Wherever the string "名参加决赛" occurs in a line of these records, report that line.
_ _ _ _ _
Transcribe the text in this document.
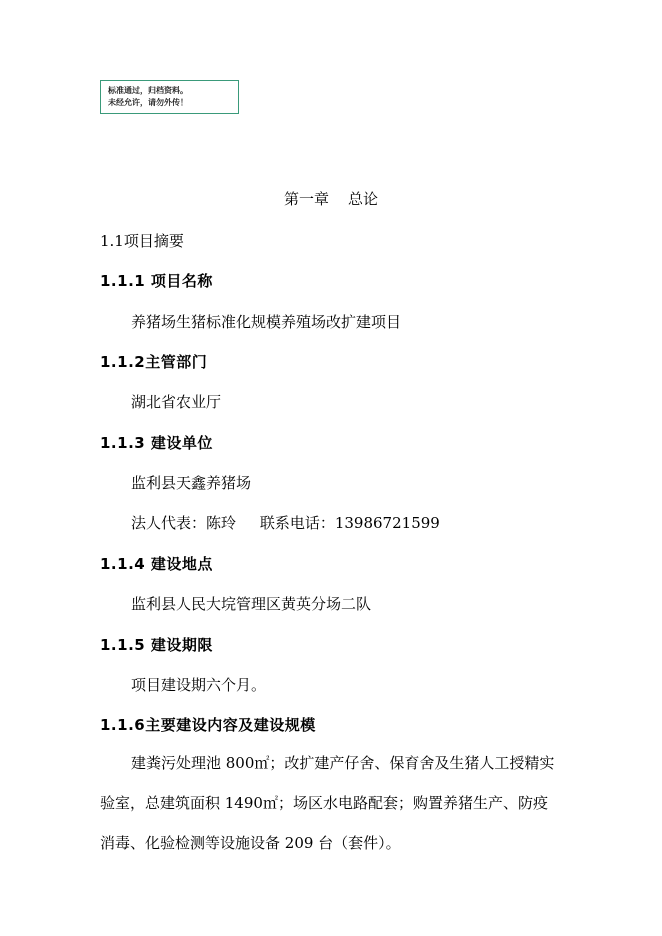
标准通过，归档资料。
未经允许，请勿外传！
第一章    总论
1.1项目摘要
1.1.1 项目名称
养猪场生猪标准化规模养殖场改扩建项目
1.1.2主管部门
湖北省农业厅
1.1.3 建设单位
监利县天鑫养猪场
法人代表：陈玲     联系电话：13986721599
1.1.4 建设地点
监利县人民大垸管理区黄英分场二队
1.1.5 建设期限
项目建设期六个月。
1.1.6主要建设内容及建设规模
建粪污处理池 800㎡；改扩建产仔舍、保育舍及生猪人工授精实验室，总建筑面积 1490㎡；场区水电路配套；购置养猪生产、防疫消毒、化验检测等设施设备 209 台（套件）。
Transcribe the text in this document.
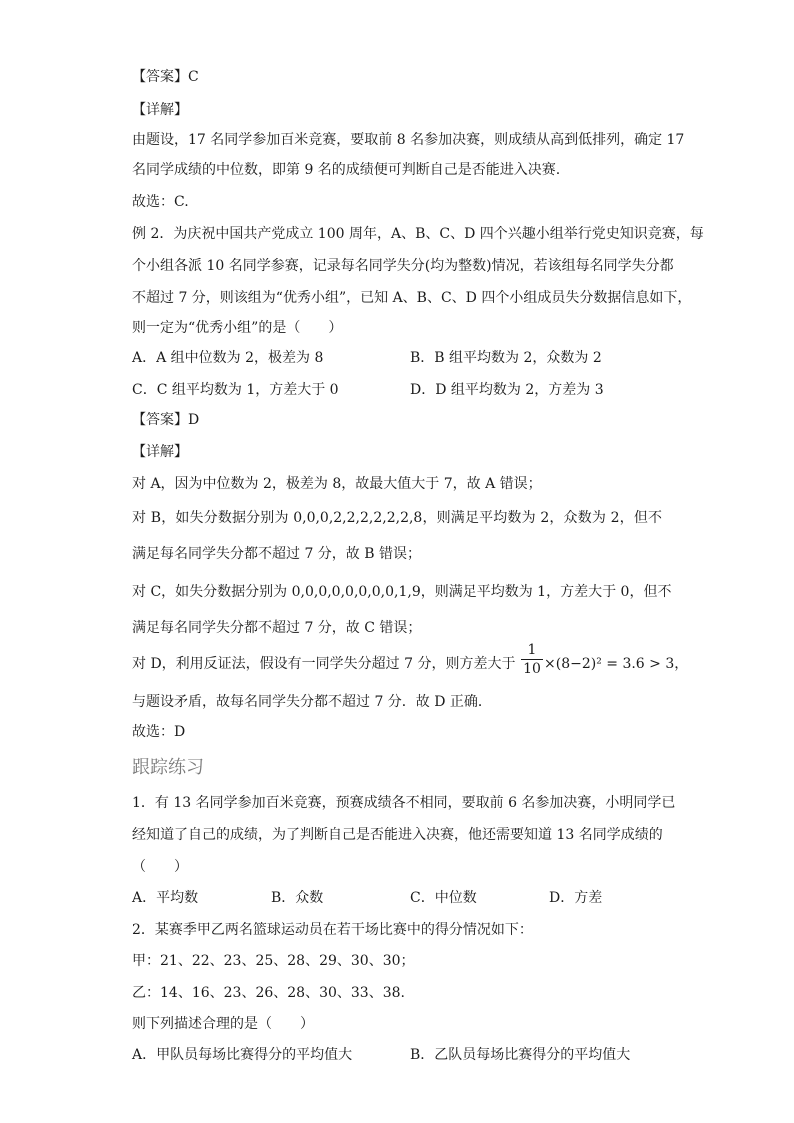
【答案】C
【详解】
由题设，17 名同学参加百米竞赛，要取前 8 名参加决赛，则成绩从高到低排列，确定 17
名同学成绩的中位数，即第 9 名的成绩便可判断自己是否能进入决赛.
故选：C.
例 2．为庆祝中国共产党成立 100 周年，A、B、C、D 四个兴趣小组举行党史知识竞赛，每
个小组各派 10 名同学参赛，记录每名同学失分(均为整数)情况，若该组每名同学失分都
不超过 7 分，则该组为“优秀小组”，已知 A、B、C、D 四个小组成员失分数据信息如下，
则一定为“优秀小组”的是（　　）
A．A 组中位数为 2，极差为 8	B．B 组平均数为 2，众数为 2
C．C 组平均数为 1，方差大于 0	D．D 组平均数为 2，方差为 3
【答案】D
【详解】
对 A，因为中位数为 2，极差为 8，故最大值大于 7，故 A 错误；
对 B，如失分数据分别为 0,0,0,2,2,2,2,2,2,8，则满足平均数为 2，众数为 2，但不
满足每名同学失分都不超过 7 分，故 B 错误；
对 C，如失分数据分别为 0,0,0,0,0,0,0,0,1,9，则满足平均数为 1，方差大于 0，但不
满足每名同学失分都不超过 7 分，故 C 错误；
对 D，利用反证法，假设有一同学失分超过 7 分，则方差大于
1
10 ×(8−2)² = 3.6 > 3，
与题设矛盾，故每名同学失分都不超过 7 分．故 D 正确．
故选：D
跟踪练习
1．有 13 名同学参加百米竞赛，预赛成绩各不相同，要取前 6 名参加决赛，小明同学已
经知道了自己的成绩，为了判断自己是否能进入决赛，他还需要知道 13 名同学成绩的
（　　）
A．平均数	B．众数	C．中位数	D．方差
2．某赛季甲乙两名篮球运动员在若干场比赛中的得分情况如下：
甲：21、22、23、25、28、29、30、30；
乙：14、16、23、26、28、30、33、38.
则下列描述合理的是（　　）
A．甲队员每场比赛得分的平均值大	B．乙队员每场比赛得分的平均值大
_ _ _ _ _
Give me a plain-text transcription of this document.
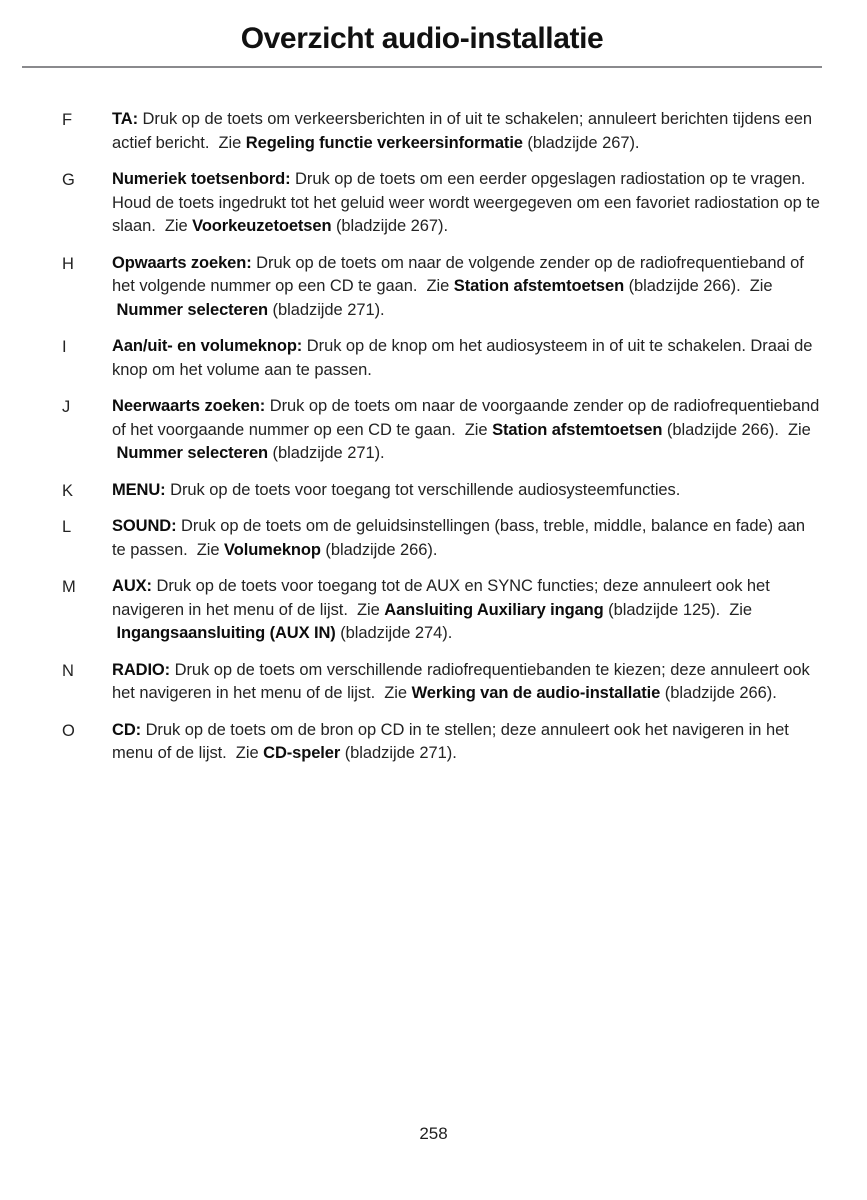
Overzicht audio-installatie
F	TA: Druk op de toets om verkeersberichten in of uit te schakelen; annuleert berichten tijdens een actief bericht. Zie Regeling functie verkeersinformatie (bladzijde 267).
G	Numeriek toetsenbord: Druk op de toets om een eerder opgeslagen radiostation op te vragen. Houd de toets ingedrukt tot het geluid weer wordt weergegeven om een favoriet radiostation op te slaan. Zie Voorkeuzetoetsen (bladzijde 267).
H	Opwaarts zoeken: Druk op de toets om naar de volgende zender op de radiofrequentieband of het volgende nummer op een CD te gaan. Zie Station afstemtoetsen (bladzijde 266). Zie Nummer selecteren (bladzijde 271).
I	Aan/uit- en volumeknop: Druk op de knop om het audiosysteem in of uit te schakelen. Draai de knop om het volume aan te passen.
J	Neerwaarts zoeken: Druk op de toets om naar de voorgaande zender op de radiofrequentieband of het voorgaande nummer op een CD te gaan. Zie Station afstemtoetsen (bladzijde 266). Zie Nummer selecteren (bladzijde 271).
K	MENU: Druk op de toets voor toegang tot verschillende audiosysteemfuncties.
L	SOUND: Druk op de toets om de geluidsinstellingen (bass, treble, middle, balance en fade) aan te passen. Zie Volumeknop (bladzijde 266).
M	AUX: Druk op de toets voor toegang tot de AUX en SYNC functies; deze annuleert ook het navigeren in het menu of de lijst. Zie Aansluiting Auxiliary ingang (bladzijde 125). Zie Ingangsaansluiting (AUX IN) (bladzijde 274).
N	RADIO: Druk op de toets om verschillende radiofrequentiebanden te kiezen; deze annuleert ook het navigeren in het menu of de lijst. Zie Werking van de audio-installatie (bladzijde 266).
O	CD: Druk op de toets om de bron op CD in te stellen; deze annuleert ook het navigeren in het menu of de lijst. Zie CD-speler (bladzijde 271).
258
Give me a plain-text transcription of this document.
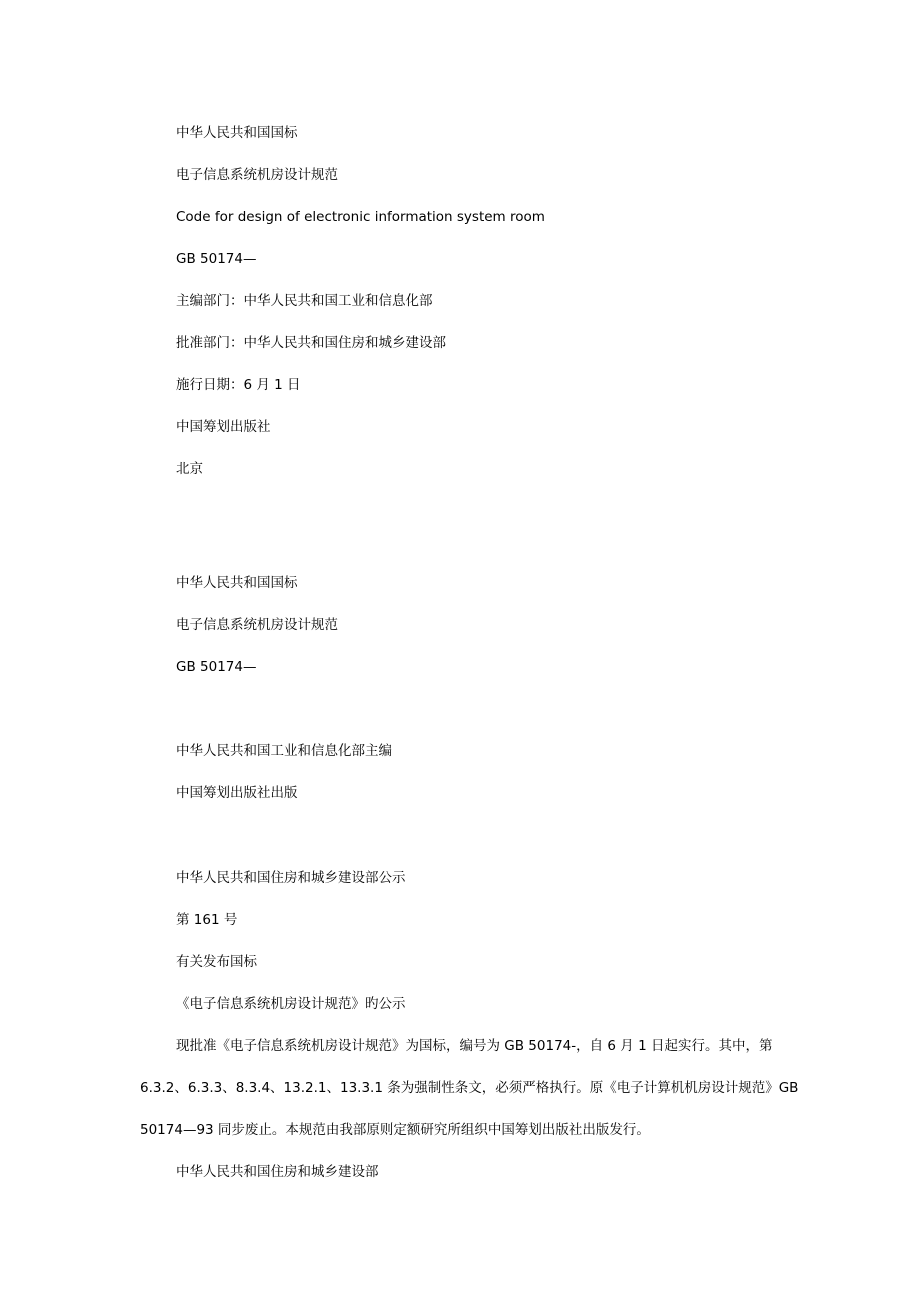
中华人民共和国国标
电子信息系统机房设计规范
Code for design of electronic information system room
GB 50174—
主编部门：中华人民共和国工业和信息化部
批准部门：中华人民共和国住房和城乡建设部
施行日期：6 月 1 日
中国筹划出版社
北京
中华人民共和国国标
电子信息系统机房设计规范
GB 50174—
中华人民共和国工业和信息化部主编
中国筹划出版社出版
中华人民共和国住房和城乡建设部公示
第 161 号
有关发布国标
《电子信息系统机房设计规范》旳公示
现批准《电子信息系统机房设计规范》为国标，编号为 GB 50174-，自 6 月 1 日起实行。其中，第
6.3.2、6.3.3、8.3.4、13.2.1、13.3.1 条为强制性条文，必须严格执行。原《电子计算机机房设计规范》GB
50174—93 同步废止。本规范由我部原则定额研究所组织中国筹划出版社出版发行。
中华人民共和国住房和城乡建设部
_ _ _ _ _
[FINAL ANSWER]
由题设，17 名同学参加百米竞赛，要取前 8 名参加决赛，则成绩从高到低排列，确定 17
1．有 13 名同学参加百米竞赛，预赛成绩各不相同，要取前 6 名参加决赛，小明同学已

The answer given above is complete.